[WORK TO COMPLETE]
Are you able to retype all the records below exactly?

[THE DATA]

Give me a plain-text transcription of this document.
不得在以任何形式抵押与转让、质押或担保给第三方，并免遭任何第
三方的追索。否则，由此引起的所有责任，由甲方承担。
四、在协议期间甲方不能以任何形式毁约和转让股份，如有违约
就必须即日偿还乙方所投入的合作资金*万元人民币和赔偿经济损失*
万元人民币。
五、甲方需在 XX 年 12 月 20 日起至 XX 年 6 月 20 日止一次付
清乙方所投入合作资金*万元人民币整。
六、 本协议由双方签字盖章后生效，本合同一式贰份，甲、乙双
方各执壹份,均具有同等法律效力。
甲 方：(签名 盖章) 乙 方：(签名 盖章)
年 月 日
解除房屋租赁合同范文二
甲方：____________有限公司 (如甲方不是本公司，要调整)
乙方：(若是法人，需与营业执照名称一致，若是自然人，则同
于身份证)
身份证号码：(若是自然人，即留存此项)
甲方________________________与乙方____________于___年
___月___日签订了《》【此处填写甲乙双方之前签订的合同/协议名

[THE SOLUTION]
Give me a plain-text transcription of this document.
不得在以任何形式抵押与转让、质押或担保给第三方，并免遭任何第
三方的追索。否则，由此引起的所有责任，由甲方承担。
四、在协议期间甲方不能以任何形式毁约和转让股份，如有违约
就必须即日偿还乙方所投入的合作资金*万元人民币和赔偿经济损失*
万元人民币。
五、甲方需在 XX 年 12 月 20 日起至 XX 年 6 月 20 日止一次付
清乙方所投入合作资金*万元人民币整。
六、 本协议由双方签字盖章后生效，本合同一式贰份，甲、乙双
方各执壹份,均具有同等法律效力。
甲 方：(签名 盖章) 乙 方：(签名 盖章)
年 月 日
解除房屋租赁合同范文二
甲方：____________有限公司 (如甲方不是本公司，要调整)
乙方：(若是法人，需与营业执照名称一致，若是自然人，则同
于身份证)
身份证号码：(若是自然人，即留存此项)
甲方________________________与乙方____________于___年
___月___日签订了《》【此处填写甲乙双方之前签订的合同/协议名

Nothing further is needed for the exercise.